• _What is expected_
Can you set down, word for word, the lines from the one containing "Where is each" up to and including the one containing "193, 58, 215]"?

• _Exercise inputs_
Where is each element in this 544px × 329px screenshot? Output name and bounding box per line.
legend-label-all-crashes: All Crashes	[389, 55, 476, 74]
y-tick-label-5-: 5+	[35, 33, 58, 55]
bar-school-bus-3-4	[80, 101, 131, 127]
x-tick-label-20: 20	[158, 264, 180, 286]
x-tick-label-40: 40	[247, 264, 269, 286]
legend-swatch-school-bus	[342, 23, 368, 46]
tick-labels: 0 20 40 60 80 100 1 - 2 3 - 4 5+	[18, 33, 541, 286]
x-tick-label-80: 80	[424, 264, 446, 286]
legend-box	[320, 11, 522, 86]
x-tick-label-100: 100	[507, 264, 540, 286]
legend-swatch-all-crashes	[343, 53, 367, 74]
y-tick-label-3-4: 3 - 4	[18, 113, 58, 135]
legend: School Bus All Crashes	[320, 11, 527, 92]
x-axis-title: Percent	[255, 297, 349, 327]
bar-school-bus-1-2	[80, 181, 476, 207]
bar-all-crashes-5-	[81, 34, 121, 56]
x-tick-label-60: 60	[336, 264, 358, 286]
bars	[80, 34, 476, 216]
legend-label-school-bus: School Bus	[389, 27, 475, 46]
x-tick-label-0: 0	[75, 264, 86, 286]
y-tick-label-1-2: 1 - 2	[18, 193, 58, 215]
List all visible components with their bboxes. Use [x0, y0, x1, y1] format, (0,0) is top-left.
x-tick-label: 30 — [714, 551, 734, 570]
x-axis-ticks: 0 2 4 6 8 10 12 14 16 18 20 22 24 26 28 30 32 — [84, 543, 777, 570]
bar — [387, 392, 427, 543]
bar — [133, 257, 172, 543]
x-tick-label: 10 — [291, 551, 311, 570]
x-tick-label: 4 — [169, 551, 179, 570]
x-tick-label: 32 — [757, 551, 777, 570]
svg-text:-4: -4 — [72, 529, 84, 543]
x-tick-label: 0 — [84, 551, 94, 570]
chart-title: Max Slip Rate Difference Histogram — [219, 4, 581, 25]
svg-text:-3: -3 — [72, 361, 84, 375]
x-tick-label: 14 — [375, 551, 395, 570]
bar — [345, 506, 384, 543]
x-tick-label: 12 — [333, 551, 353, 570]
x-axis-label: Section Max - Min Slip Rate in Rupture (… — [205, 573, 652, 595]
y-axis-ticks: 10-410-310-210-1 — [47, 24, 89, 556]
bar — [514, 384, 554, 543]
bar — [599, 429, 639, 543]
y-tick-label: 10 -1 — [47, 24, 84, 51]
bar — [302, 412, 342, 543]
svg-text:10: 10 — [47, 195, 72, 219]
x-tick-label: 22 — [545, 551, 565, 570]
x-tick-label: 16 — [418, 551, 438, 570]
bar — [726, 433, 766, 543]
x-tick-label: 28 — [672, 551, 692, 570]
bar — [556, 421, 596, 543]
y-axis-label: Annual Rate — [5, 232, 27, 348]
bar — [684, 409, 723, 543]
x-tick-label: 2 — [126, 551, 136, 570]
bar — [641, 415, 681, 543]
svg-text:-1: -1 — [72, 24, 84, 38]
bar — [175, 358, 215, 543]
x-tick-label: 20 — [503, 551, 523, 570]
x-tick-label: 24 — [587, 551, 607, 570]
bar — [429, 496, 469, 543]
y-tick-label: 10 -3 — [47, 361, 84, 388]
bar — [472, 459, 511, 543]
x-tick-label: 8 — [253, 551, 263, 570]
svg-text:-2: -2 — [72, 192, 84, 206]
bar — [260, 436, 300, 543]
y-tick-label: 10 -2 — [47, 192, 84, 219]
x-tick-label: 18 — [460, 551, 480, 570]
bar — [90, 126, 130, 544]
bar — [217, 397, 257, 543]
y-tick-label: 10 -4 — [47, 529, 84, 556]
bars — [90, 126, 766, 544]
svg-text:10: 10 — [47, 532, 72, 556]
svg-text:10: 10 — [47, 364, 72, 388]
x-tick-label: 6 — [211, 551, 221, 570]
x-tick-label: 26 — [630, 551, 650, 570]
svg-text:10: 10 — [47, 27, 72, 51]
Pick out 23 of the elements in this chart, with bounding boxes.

--

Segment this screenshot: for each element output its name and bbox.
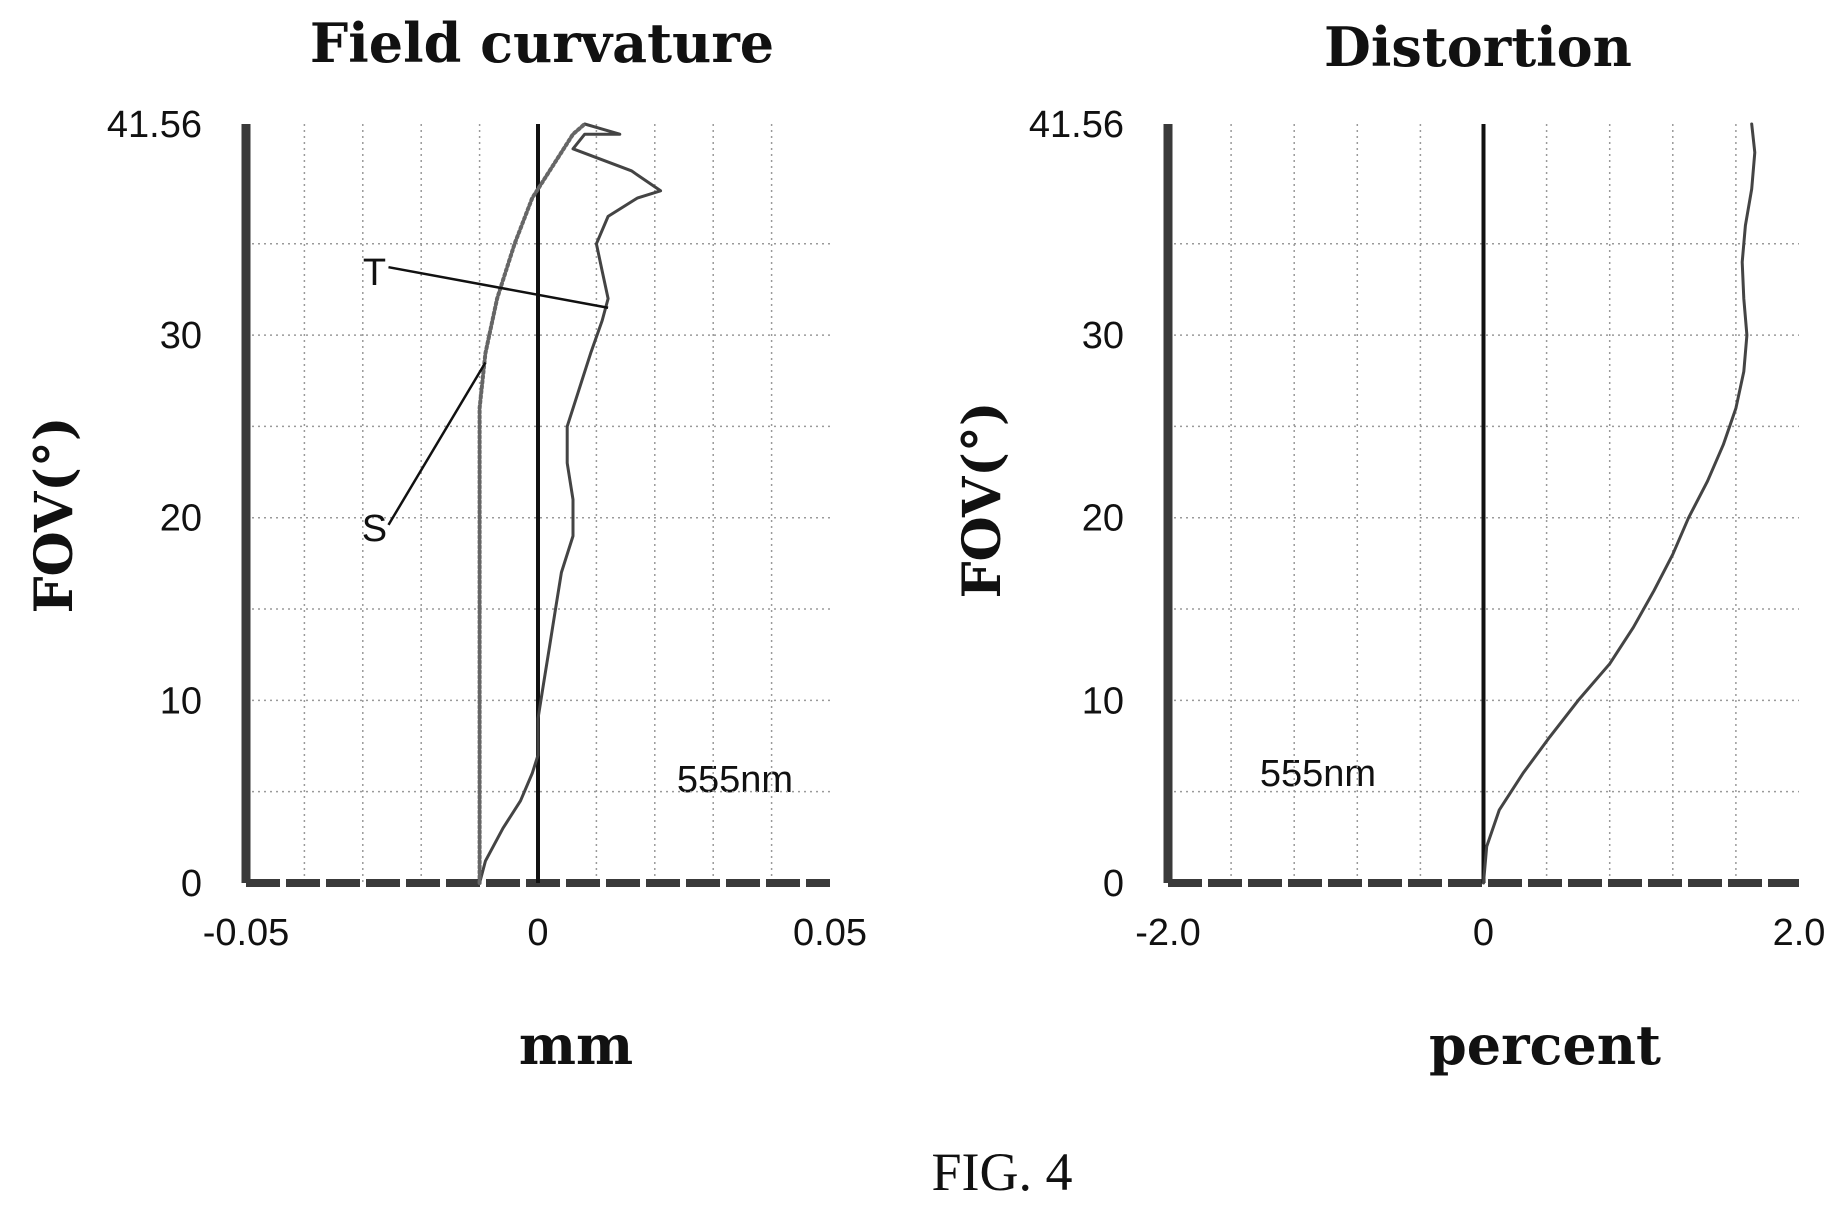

--

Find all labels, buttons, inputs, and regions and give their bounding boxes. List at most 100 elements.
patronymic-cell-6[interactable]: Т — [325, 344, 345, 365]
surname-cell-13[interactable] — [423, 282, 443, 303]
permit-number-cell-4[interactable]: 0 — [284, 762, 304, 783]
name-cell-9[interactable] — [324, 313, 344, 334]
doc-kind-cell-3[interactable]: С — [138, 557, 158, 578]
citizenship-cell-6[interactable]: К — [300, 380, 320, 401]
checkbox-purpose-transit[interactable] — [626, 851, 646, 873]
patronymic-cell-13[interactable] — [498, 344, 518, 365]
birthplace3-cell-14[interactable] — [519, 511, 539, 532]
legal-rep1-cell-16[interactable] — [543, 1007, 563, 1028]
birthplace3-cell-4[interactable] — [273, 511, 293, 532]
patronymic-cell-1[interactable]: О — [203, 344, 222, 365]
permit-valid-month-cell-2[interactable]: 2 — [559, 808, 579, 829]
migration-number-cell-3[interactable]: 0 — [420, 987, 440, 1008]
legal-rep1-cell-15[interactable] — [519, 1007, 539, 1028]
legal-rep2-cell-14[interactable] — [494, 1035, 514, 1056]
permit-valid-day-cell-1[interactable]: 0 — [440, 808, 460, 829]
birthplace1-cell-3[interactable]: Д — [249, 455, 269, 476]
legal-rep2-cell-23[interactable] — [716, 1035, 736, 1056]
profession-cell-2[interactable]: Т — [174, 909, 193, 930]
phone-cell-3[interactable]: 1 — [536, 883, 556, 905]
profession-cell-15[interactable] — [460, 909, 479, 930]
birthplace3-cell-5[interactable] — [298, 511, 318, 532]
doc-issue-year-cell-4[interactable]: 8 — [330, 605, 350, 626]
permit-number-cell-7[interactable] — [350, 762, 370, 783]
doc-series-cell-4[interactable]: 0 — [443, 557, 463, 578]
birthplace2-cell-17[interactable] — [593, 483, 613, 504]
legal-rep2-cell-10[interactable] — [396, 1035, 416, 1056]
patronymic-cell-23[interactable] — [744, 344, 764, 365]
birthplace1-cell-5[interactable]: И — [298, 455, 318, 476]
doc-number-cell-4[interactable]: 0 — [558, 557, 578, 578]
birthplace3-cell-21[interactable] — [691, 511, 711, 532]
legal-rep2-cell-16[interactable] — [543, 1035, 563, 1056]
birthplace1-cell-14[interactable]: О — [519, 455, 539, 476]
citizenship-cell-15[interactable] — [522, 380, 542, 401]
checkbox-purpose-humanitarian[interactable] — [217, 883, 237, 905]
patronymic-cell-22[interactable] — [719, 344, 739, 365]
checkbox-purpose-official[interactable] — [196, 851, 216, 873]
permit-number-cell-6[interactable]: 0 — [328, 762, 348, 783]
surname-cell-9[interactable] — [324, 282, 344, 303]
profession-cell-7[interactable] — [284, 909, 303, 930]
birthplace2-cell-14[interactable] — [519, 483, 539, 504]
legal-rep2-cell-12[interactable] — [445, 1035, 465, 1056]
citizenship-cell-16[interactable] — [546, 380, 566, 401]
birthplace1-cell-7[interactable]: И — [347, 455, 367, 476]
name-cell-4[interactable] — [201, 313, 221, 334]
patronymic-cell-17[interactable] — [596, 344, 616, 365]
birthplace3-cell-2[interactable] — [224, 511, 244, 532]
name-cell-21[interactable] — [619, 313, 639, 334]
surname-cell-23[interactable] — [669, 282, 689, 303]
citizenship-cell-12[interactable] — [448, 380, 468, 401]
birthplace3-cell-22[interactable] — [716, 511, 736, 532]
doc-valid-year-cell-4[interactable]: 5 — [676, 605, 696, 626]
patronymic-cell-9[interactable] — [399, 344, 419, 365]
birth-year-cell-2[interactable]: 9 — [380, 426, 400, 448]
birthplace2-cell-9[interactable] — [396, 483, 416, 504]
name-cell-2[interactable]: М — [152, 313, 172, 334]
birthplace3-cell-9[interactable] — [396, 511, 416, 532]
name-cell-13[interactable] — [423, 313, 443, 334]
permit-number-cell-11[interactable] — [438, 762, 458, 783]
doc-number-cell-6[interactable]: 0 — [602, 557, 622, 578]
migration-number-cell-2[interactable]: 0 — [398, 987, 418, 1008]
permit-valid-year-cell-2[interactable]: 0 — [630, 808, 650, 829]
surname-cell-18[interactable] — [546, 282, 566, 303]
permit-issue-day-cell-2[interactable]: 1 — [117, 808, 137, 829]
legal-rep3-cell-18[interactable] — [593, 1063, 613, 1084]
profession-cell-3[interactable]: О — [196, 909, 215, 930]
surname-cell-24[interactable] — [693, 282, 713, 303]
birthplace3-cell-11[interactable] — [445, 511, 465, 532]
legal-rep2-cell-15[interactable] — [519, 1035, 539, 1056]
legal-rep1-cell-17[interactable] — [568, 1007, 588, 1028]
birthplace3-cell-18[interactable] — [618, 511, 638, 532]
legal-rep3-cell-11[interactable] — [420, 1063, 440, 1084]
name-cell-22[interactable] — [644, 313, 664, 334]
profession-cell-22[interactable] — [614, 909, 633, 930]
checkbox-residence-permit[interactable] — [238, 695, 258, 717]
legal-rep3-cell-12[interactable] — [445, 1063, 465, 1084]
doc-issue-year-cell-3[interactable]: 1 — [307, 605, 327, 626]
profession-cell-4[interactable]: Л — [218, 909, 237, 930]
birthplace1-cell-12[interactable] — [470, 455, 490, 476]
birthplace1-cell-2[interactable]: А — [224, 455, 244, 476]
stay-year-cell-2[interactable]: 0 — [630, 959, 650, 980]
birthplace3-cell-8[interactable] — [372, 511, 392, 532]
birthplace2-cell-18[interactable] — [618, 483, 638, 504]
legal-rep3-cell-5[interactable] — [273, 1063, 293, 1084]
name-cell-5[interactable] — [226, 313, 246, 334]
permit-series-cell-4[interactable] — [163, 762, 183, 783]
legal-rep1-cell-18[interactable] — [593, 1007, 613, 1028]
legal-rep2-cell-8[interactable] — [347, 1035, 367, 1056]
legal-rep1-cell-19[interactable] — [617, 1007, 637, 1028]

• _Correct output_
Where is each element in this 544px × 329px screenshot? Output name and bounding box per line.
legend-label-all-crashes: All Crashes	[389, 55, 476, 74]
y-tick-label-5-: 5+	[35, 33, 58, 55]
bar-school-bus-3-4	[80, 101, 131, 127]
x-tick-label-20: 20	[158, 264, 180, 286]
x-tick-label-40: 40	[247, 264, 269, 286]
legend-swatch-school-bus	[342, 23, 368, 46]
tick-labels: 0 20 40 60 80 100 1 - 2 3 - 4 5+	[18, 33, 541, 286]
x-tick-label-80: 80	[424, 264, 446, 286]
legend-box	[320, 11, 522, 86]
x-tick-label-100: 100	[507, 264, 540, 286]
legend-swatch-all-crashes	[343, 53, 367, 74]
y-tick-label-3-4: 3 - 4	[18, 113, 58, 135]
legend: School Bus All Crashes	[320, 11, 527, 92]
x-axis-title: Percent	[255, 297, 349, 327]
bar-school-bus-1-2	[80, 181, 476, 207]
bar-all-crashes-5-	[81, 34, 121, 56]
x-tick-label-60: 60	[336, 264, 358, 286]
bars	[80, 34, 476, 216]
legend-label-school-bus: School Bus	[389, 27, 475, 46]
x-tick-label-0: 0	[75, 264, 86, 286]
y-tick-label-1-2: 1 - 2	[18, 193, 58, 215]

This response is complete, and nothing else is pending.